__DATA ENTRIES__
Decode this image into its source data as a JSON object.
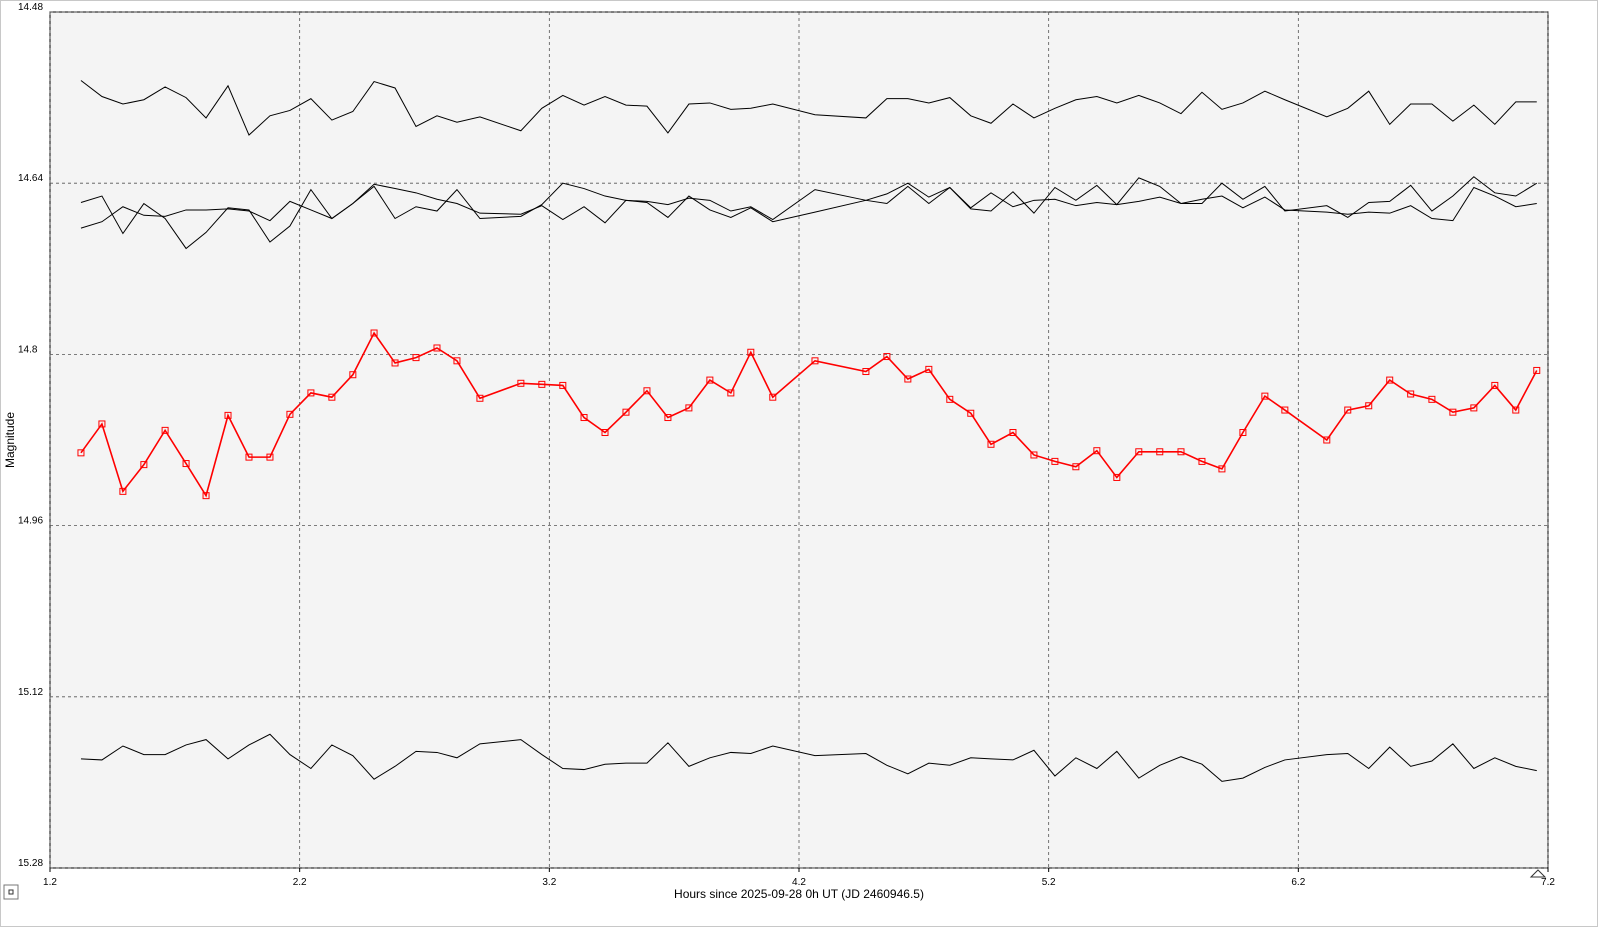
{
  "chart_data": {
    "type": "line",
    "x_label": "Hours since 2025-09-28 0h UT (JD 2460946.5)",
    "y_label": "Magnitude",
    "xlim": [
      1.2,
      7.2
    ],
    "xticks": [
      1.2,
      2.2,
      3.2,
      4.2,
      5.2,
      6.2,
      7.2
    ],
    "ylim": [
      15.28,
      14.48
    ],
    "yticks": [
      14.48,
      14.64,
      14.8,
      14.96,
      15.12,
      15.28
    ],
    "grid": true,
    "x": [
      1.324,
      1.408,
      1.492,
      1.576,
      1.661,
      1.745,
      1.825,
      1.913,
      1.997,
      2.081,
      2.161,
      2.245,
      2.329,
      2.413,
      2.498,
      2.582,
      2.666,
      2.75,
      2.83,
      2.922,
      3.086,
      3.17,
      3.254,
      3.339,
      3.423,
      3.507,
      3.591,
      3.675,
      3.759,
      3.843,
      3.927,
      4.007,
      4.095,
      4.264,
      4.468,
      4.552,
      4.636,
      4.72,
      4.804,
      4.888,
      4.969,
      5.057,
      5.141,
      5.225,
      5.309,
      5.393,
      5.473,
      5.561,
      5.645,
      5.73,
      5.814,
      5.894,
      5.978,
      6.066,
      6.146,
      6.314,
      6.398,
      6.482,
      6.566,
      6.65,
      6.735,
      6.819,
      6.903,
      6.987,
      7.071,
      7.155
    ],
    "series": [
      {
        "color": "#000000",
        "values": [
          14.544,
          14.559,
          14.566,
          14.562,
          14.55,
          14.56,
          14.579,
          14.549,
          14.595,
          14.577,
          14.572,
          14.561,
          14.581,
          14.573,
          14.545,
          14.551,
          14.587,
          14.577,
          14.583,
          14.578,
          14.591,
          14.57,
          14.558,
          14.567,
          14.559,
          14.567,
          14.568,
          14.593,
          14.566,
          14.565,
          14.571,
          14.57,
          14.566,
          14.576,
          14.579,
          14.561,
          14.561,
          14.565,
          14.56,
          14.577,
          14.584,
          14.566,
          14.579,
          14.57,
          14.562,
          14.559,
          14.565,
          14.558,
          14.565,
          14.575,
          14.555,
          14.571,
          14.565,
          14.554,
          14.562,
          14.578,
          14.57,
          14.554,
          14.585,
          14.566,
          14.566,
          14.582,
          14.567,
          14.585,
          14.564,
          14.564
        ]
      },
      {
        "color": "#000000",
        "values": [
          14.658,
          14.652,
          14.687,
          14.659,
          14.673,
          14.701,
          14.686,
          14.663,
          14.665,
          14.695,
          14.68,
          14.646,
          14.673,
          14.659,
          14.643,
          14.673,
          14.662,
          14.666,
          14.646,
          14.673,
          14.671,
          14.66,
          14.64,
          14.645,
          14.652,
          14.656,
          14.657,
          14.66,
          14.654,
          14.656,
          14.666,
          14.662,
          14.674,
          14.646,
          14.656,
          14.659,
          14.643,
          14.659,
          14.644,
          14.664,
          14.666,
          14.648,
          14.668,
          14.644,
          14.656,
          14.642,
          14.66,
          14.635,
          14.643,
          14.659,
          14.659,
          14.64,
          14.655,
          14.643,
          14.666,
          14.661,
          14.672,
          14.658,
          14.657,
          14.642,
          14.666,
          14.652,
          14.634,
          14.649,
          14.652,
          14.64
        ]
      },
      {
        "color": "#000000",
        "values": [
          14.682,
          14.676,
          14.662,
          14.67,
          14.671,
          14.665,
          14.665,
          14.664,
          14.666,
          14.675,
          14.657,
          14.665,
          14.673,
          14.659,
          14.641,
          14.645,
          14.649,
          14.655,
          14.659,
          14.668,
          14.669,
          14.661,
          14.674,
          14.662,
          14.677,
          14.656,
          14.658,
          14.672,
          14.652,
          14.665,
          14.672,
          14.663,
          14.676,
          14.667,
          14.656,
          14.65,
          14.64,
          14.653,
          14.644,
          14.663,
          14.649,
          14.662,
          14.656,
          14.655,
          14.661,
          14.658,
          14.66,
          14.657,
          14.653,
          14.659,
          14.655,
          14.652,
          14.663,
          14.653,
          14.665,
          14.667,
          14.669,
          14.667,
          14.668,
          14.661,
          14.673,
          14.675,
          14.644,
          14.652,
          14.662,
          14.659
        ]
      },
      {
        "color": "#ff0000",
        "marker": "square",
        "values": [
          14.892,
          14.865,
          14.928,
          14.903,
          14.871,
          14.902,
          14.932,
          14.857,
          14.896,
          14.896,
          14.856,
          14.836,
          14.84,
          14.819,
          14.78,
          14.808,
          14.803,
          14.794,
          14.806,
          14.841,
          14.827,
          14.828,
          14.829,
          14.859,
          14.873,
          14.854,
          14.834,
          14.859,
          14.85,
          14.824,
          14.836,
          14.798,
          14.84,
          14.806,
          14.816,
          14.802,
          14.823,
          14.814,
          14.842,
          14.855,
          14.884,
          14.873,
          14.894,
          14.9,
          14.905,
          14.89,
          14.915,
          14.891,
          14.891,
          14.891,
          14.9,
          14.907,
          14.873,
          14.839,
          14.852,
          14.88,
          14.852,
          14.848,
          14.824,
          14.837,
          14.842,
          14.854,
          14.85,
          14.829,
          14.852,
          14.815
        ]
      },
      {
        "color": "#000000",
        "values": [
          15.178,
          15.179,
          15.166,
          15.174,
          15.174,
          15.165,
          15.16,
          15.178,
          15.165,
          15.155,
          15.174,
          15.187,
          15.165,
          15.175,
          15.197,
          15.185,
          15.171,
          15.172,
          15.177,
          15.164,
          15.16,
          15.174,
          15.187,
          15.188,
          15.183,
          15.182,
          15.182,
          15.163,
          15.185,
          15.177,
          15.172,
          15.173,
          15.166,
          15.175,
          15.173,
          15.184,
          15.192,
          15.182,
          15.184,
          15.177,
          15.178,
          15.179,
          15.17,
          15.194,
          15.177,
          15.187,
          15.171,
          15.196,
          15.184,
          15.176,
          15.183,
          15.199,
          15.196,
          15.186,
          15.179,
          15.174,
          15.173,
          15.187,
          15.167,
          15.185,
          15.18,
          15.164,
          15.187,
          15.177,
          15.185,
          15.189
        ]
      }
    ]
  }
}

__EXERCISE DETAILS__
Using the records above, output their complete text exactly, minus any images.

__ANSWER FOR THIS EXERCISE__
Decode this image into its source data as a JSON object.
{
  "chart_data": {
    "type": "line",
    "x_label": "Hours since 2025-09-28 0h UT (JD 2460946.5)",
    "y_label": "Magnitude",
    "xlim": [
      1.2,
      7.2
    ],
    "xticks": [
      1.2,
      2.2,
      3.2,
      4.2,
      5.2,
      6.2,
      7.2
    ],
    "ylim": [
      15.28,
      14.48
    ],
    "yticks": [
      14.48,
      14.64,
      14.8,
      14.96,
      15.12,
      15.28
    ],
    "grid": true,
    "x": [
      1.324,
      1.408,
      1.492,
      1.576,
      1.661,
      1.745,
      1.825,
      1.913,
      1.997,
      2.081,
      2.161,
      2.245,
      2.329,
      2.413,
      2.498,
      2.582,
      2.666,
      2.75,
      2.83,
      2.922,
      3.086,
      3.17,
      3.254,
      3.339,
      3.423,
      3.507,
      3.591,
      3.675,
      3.759,
      3.843,
      3.927,
      4.007,
      4.095,
      4.264,
      4.468,
      4.552,
      4.636,
      4.72,
      4.804,
      4.888,
      4.969,
      5.057,
      5.141,
      5.225,
      5.309,
      5.393,
      5.473,
      5.561,
      5.645,
      5.73,
      5.814,
      5.894,
      5.978,
      6.066,
      6.146,
      6.314,
      6.398,
      6.482,
      6.566,
      6.65,
      6.735,
      6.819,
      6.903,
      6.987,
      7.071,
      7.155
    ],
    "series": [
      {
        "color": "#000000",
        "values": [
          14.544,
          14.559,
          14.566,
          14.562,
          14.55,
          14.56,
          14.579,
          14.549,
          14.595,
          14.577,
          14.572,
          14.561,
          14.581,
          14.573,
          14.545,
          14.551,
          14.587,
          14.577,
          14.583,
          14.578,
          14.591,
          14.57,
          14.558,
          14.567,
          14.559,
          14.567,
          14.568,
          14.593,
          14.566,
          14.565,
          14.571,
          14.57,
          14.566,
          14.576,
          14.579,
          14.561,
          14.561,
          14.565,
          14.56,
          14.577,
          14.584,
          14.566,
          14.579,
          14.57,
          14.562,
          14.559,
          14.565,
          14.558,
          14.565,
          14.575,
          14.555,
          14.571,
          14.565,
          14.554,
          14.562,
          14.578,
          14.57,
          14.554,
          14.585,
          14.566,
          14.566,
          14.582,
          14.567,
          14.585,
          14.564,
          14.564
        ]
      },
      {
        "color": "#000000",
        "values": [
          14.658,
          14.652,
          14.687,
          14.659,
          14.673,
          14.701,
          14.686,
          14.663,
          14.665,
          14.695,
          14.68,
          14.646,
          14.673,
          14.659,
          14.643,
          14.673,
          14.662,
          14.666,
          14.646,
          14.673,
          14.671,
          14.66,
          14.64,
          14.645,
          14.652,
          14.656,
          14.657,
          14.66,
          14.654,
          14.656,
          14.666,
          14.662,
          14.674,
          14.646,
          14.656,
          14.659,
          14.643,
          14.659,
          14.644,
          14.664,
          14.666,
          14.648,
          14.668,
          14.644,
          14.656,
          14.642,
          14.66,
          14.635,
          14.643,
          14.659,
          14.659,
          14.64,
          14.655,
          14.643,
          14.666,
          14.661,
          14.672,
          14.658,
          14.657,
          14.642,
          14.666,
          14.652,
          14.634,
          14.649,
          14.652,
          14.64
        ]
      },
      {
        "color": "#000000",
        "values": [
          14.682,
          14.676,
          14.662,
          14.67,
          14.671,
          14.665,
          14.665,
          14.664,
          14.666,
          14.675,
          14.657,
          14.665,
          14.673,
          14.659,
          14.641,
          14.645,
          14.649,
          14.655,
          14.659,
          14.668,
          14.669,
          14.661,
          14.674,
          14.662,
          14.677,
          14.656,
          14.658,
          14.672,
          14.652,
          14.665,
          14.672,
          14.663,
          14.676,
          14.667,
          14.656,
          14.65,
          14.64,
          14.653,
          14.644,
          14.663,
          14.649,
          14.662,
          14.656,
          14.655,
          14.661,
          14.658,
          14.66,
          14.657,
          14.653,
          14.659,
          14.655,
          14.652,
          14.663,
          14.653,
          14.665,
          14.667,
          14.669,
          14.667,
          14.668,
          14.661,
          14.673,
          14.675,
          14.644,
          14.652,
          14.662,
          14.659
        ]
      },
      {
        "color": "#ff0000",
        "marker": "square",
        "values": [
          14.892,
          14.865,
          14.928,
          14.903,
          14.871,
          14.902,
          14.932,
          14.857,
          14.896,
          14.896,
          14.856,
          14.836,
          14.84,
          14.819,
          14.78,
          14.808,
          14.803,
          14.794,
          14.806,
          14.841,
          14.827,
          14.828,
          14.829,
          14.859,
          14.873,
          14.854,
          14.834,
          14.859,
          14.85,
          14.824,
          14.836,
          14.798,
          14.84,
          14.806,
          14.816,
          14.802,
          14.823,
          14.814,
          14.842,
          14.855,
          14.884,
          14.873,
          14.894,
          14.9,
          14.905,
          14.89,
          14.915,
          14.891,
          14.891,
          14.891,
          14.9,
          14.907,
          14.873,
          14.839,
          14.852,
          14.88,
          14.852,
          14.848,
          14.824,
          14.837,
          14.842,
          14.854,
          14.85,
          14.829,
          14.852,
          14.815
        ]
      },
      {
        "color": "#000000",
        "values": [
          15.178,
          15.179,
          15.166,
          15.174,
          15.174,
          15.165,
          15.16,
          15.178,
          15.165,
          15.155,
          15.174,
          15.187,
          15.165,
          15.175,
          15.197,
          15.185,
          15.171,
          15.172,
          15.177,
          15.164,
          15.16,
          15.174,
          15.187,
          15.188,
          15.183,
          15.182,
          15.182,
          15.163,
          15.185,
          15.177,
          15.172,
          15.173,
          15.166,
          15.175,
          15.173,
          15.184,
          15.192,
          15.182,
          15.184,
          15.177,
          15.178,
          15.179,
          15.17,
          15.194,
          15.177,
          15.187,
          15.171,
          15.196,
          15.184,
          15.176,
          15.183,
          15.199,
          15.196,
          15.186,
          15.179,
          15.174,
          15.173,
          15.187,
          15.167,
          15.185,
          15.18,
          15.164,
          15.187,
          15.177,
          15.185,
          15.189
        ]
      }
    ]
  }
}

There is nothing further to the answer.